## FRAGMENTO EXTRAÍDO

━━━━━━━━━━━━━━━━━━━━

El Banco de España publicó el pasado 18 de junio su Informe Anual 2025, uno de los documentos de referencia para entender la economía española, y uno de sus capítulos dedica especial atención al mercado de la vivienda. El diagnóstico es claro: el alquiler ha dejado de ser una opción residual en España y se está consolidando como vía de acceso habitual a la vivienda, especialmente entre los más jóvenes.
El alquiler vuelve a niveles de los años 80
Según los datos del Banco de España, la proporción de hogares en alquiler ha subido 6,3 puntos desde 2007, cuando llegó a su mínimo histórico, hasta el 20,2% actual — una cifra similar a la registrada en 1981. La tasa de propietarios, que había superado el 80% en el pico de la burbuja inmobiliaria, se sitúa ahora en el 73,3%. A esto se suma un 6,5% de hogares que viven en viviendas cedidas por familiares.

━━━━━━━━━━━━━━━━━━━━

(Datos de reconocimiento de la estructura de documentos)
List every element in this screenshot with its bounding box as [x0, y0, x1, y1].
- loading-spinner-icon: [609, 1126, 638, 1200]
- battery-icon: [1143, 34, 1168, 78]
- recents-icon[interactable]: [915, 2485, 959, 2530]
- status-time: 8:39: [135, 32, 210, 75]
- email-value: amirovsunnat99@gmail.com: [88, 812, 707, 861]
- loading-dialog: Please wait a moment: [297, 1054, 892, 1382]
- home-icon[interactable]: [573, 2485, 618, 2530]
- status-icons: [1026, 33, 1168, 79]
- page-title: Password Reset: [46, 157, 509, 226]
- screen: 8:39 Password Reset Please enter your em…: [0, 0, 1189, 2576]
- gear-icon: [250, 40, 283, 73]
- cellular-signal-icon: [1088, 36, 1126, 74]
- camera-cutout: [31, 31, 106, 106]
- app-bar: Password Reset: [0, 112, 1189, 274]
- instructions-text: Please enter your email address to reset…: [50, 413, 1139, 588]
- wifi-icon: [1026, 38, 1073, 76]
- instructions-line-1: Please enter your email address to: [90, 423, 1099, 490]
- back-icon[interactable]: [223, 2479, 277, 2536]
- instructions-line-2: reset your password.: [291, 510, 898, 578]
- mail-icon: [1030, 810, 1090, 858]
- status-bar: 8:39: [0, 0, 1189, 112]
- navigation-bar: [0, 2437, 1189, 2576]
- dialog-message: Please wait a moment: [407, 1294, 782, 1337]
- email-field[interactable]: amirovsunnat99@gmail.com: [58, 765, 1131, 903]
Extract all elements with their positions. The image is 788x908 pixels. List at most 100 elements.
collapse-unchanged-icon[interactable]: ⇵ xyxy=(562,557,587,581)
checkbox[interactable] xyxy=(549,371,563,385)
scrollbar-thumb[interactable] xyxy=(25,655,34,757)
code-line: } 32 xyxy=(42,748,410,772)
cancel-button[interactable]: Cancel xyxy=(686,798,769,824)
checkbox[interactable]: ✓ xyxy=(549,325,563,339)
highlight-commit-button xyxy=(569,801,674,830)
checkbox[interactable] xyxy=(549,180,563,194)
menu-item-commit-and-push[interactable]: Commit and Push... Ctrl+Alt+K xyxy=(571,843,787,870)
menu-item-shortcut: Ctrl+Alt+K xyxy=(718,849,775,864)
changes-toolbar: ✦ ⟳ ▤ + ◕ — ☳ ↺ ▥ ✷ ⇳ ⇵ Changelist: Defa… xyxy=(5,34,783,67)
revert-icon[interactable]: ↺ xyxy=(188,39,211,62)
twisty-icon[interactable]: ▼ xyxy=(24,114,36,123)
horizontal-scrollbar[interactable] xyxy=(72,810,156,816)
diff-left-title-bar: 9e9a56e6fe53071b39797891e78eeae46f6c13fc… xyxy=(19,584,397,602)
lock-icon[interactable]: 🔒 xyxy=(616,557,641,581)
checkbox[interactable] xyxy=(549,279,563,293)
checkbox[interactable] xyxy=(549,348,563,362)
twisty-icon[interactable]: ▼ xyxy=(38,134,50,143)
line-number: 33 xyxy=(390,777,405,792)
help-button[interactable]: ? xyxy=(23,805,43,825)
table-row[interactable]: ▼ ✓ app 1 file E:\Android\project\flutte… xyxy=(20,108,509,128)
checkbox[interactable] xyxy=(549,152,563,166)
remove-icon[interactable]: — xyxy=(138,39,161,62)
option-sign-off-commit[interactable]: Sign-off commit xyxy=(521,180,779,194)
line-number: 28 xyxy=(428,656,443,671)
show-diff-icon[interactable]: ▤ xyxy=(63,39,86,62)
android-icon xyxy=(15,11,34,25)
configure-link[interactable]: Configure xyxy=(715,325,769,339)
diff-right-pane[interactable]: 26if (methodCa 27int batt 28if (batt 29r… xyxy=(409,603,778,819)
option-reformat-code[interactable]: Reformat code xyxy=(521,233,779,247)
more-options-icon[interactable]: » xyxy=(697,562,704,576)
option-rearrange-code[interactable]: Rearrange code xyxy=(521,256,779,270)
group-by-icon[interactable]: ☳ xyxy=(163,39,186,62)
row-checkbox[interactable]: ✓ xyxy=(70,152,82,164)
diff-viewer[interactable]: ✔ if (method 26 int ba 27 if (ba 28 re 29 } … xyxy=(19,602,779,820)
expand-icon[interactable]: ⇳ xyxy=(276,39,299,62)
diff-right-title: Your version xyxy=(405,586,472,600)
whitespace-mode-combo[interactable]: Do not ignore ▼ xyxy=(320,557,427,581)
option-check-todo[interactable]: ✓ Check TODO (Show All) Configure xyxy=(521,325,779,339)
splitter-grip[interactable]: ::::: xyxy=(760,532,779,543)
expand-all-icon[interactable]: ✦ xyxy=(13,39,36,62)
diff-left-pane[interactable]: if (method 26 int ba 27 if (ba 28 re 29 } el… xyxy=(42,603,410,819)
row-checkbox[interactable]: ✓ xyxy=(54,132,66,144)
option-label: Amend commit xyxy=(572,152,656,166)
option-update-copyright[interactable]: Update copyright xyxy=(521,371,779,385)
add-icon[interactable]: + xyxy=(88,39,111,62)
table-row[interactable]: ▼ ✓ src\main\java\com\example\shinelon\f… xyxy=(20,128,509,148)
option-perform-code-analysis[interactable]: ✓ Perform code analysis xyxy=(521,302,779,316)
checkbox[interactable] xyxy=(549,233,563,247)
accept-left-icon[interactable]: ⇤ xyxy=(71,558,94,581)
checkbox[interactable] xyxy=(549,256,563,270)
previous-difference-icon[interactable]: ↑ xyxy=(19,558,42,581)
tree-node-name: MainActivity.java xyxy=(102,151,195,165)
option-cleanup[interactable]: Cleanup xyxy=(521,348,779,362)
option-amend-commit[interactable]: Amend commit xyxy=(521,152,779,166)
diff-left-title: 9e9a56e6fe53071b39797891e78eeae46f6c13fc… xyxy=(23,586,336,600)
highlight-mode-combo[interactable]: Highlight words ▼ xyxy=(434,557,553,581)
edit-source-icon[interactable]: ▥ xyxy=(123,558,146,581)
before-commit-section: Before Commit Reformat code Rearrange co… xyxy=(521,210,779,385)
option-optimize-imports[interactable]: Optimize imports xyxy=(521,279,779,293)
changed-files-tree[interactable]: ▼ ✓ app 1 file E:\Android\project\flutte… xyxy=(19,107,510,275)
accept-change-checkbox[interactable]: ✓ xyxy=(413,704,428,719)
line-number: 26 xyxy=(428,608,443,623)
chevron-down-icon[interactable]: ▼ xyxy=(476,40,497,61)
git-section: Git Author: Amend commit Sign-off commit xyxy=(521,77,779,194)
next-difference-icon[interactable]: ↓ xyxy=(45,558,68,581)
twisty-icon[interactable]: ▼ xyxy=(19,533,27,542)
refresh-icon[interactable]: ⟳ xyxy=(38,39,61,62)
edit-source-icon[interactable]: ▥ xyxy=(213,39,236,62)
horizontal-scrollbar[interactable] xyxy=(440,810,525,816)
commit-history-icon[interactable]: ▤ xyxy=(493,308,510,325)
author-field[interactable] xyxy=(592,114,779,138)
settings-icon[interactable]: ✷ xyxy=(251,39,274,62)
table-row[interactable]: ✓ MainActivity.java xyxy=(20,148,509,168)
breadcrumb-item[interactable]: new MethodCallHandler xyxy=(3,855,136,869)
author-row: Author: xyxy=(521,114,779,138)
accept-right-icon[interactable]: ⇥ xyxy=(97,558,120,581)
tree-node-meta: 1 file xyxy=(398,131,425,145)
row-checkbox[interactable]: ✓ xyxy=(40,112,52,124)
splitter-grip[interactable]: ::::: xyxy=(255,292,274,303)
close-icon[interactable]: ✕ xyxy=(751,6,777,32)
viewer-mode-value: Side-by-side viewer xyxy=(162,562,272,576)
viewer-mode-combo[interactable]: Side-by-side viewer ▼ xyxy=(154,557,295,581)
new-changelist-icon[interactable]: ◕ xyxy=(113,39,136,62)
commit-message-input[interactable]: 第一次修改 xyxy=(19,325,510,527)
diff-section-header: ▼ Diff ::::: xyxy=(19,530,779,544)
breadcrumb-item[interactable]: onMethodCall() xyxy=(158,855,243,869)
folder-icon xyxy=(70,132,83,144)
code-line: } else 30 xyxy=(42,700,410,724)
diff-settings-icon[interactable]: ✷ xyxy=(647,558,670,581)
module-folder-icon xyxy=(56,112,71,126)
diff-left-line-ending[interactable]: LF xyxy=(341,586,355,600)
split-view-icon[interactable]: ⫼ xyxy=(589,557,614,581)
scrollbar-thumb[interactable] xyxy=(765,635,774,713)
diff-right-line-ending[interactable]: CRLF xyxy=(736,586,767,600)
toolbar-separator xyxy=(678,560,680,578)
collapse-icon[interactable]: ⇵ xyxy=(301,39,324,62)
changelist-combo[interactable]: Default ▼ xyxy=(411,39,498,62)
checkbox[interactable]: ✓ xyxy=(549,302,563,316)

━━━━━━━━━━━━━━━━━━━━

## ENUNCIADO DE TAREA
Transcribe sin cambios el fragmento sobre el alquiler en España: arranca en las palabras "El alquiler vuelve" y detente después de "cedidas por familiares.".

## SOLUCIÓN
El alquiler vuelve a niveles de los años 80
Según los datos del Banco de España, la proporción de hogares en alquiler ha subido 6,3 puntos desde 2007, cuando llegó a su mínimo histórico, hasta el 20,2% actual — una cifra similar a la registrada en 1981. La tasa de propietarios, que había superado el 80% en el pico de la burbuja inmobiliaria, se sitúa ahora en el 73,3%. A esto se suma un 6,5% de hogares que viven en viviendas cedidas por familiares.